Retype the material below. Keep every word exactly as it is.

Excerpts from a figure dataset:
>> start

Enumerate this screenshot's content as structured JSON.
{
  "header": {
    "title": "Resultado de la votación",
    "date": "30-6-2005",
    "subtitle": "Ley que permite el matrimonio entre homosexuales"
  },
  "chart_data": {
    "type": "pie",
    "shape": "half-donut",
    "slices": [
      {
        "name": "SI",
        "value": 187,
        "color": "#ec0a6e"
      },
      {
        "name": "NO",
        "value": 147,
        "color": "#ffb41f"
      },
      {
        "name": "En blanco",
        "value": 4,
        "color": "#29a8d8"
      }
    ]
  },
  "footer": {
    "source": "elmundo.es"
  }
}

>> end

Full solution ▸
Enumerate this screenshot's content as structured JSON.
{
  "header": {
    "title": "Resultado de la votación",
    "date": "30-6-2005",
    "subtitle": "Ley que permite el matrimonio entre homosexuales"
  },
  "chart_data": {
    "type": "pie",
    "shape": "half-donut",
    "slices": [
      {
        "name": "SI",
        "value": 187,
        "color": "#ec0a6e"
      },
      {
        "name": "NO",
        "value": 147,
        "color": "#ffb41f"
      },
      {
        "name": "En blanco",
        "value": 4,
        "color": "#29a8d8"
      }
    ]
  },
  "footer": {
    "source": "elmundo.es"
  }
}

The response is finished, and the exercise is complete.